» **EXERCISE DIRECTIONS**
Extract each line from the entries below that has the string "DEMONSTRACAO" in it.

» **MATERIALS PROVIDED**
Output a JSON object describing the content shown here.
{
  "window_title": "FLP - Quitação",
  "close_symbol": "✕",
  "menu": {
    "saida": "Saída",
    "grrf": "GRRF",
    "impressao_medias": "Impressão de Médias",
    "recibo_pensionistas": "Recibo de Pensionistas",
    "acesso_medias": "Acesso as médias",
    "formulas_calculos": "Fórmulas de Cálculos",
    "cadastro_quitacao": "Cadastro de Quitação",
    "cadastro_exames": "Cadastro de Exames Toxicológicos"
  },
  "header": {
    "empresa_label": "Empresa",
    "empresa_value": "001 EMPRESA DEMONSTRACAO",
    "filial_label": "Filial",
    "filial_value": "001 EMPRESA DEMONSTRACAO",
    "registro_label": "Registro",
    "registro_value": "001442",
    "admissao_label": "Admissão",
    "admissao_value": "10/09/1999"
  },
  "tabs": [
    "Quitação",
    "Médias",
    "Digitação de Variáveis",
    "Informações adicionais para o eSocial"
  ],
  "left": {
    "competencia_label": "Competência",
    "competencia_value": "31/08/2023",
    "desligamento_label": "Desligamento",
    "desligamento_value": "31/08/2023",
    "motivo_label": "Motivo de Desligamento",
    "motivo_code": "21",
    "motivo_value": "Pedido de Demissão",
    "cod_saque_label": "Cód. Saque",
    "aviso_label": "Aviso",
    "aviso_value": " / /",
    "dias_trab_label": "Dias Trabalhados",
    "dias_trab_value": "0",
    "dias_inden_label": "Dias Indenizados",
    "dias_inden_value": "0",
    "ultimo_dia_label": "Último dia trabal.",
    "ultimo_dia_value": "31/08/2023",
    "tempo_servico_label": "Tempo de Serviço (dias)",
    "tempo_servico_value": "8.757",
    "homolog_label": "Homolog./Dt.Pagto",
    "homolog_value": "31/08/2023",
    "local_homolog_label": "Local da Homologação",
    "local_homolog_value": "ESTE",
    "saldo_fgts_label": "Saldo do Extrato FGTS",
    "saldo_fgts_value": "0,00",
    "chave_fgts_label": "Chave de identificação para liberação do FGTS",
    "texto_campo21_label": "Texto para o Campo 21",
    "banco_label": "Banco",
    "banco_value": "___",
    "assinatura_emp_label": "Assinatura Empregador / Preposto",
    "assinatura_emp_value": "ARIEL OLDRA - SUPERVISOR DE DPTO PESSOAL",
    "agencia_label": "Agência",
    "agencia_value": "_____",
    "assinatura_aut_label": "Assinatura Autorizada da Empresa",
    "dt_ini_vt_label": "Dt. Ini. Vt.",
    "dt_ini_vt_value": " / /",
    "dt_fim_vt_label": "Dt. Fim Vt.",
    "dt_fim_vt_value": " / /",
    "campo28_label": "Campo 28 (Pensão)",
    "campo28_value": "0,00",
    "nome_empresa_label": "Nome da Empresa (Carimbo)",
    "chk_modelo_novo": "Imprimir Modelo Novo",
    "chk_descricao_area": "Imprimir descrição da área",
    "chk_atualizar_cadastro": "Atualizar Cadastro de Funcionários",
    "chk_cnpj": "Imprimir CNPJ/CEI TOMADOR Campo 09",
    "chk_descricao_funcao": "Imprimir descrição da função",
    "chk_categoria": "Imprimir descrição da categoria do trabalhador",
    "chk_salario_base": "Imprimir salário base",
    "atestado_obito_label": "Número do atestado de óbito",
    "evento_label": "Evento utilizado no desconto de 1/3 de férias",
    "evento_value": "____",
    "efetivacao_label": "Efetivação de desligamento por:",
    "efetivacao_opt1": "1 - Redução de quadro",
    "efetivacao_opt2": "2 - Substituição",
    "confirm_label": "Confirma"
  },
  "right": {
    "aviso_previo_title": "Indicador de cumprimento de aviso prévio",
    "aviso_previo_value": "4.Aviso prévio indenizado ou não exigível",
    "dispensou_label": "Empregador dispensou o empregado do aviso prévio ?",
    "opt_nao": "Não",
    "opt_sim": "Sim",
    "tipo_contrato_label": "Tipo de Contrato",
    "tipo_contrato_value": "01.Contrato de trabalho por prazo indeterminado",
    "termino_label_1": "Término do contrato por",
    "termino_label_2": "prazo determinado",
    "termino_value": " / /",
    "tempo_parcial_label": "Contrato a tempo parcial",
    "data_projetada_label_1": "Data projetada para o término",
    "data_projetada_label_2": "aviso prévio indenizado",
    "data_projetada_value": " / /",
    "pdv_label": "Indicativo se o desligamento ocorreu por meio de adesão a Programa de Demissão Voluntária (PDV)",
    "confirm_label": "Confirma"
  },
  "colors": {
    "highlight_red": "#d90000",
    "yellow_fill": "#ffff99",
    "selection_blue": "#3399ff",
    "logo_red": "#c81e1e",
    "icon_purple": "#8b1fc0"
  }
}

» **RESPONSE**
    "empresa_value": "001 EMPRESA DEMONSTRACAO",
    "filial_value": "001 EMPRESA DEMONSTRACAO",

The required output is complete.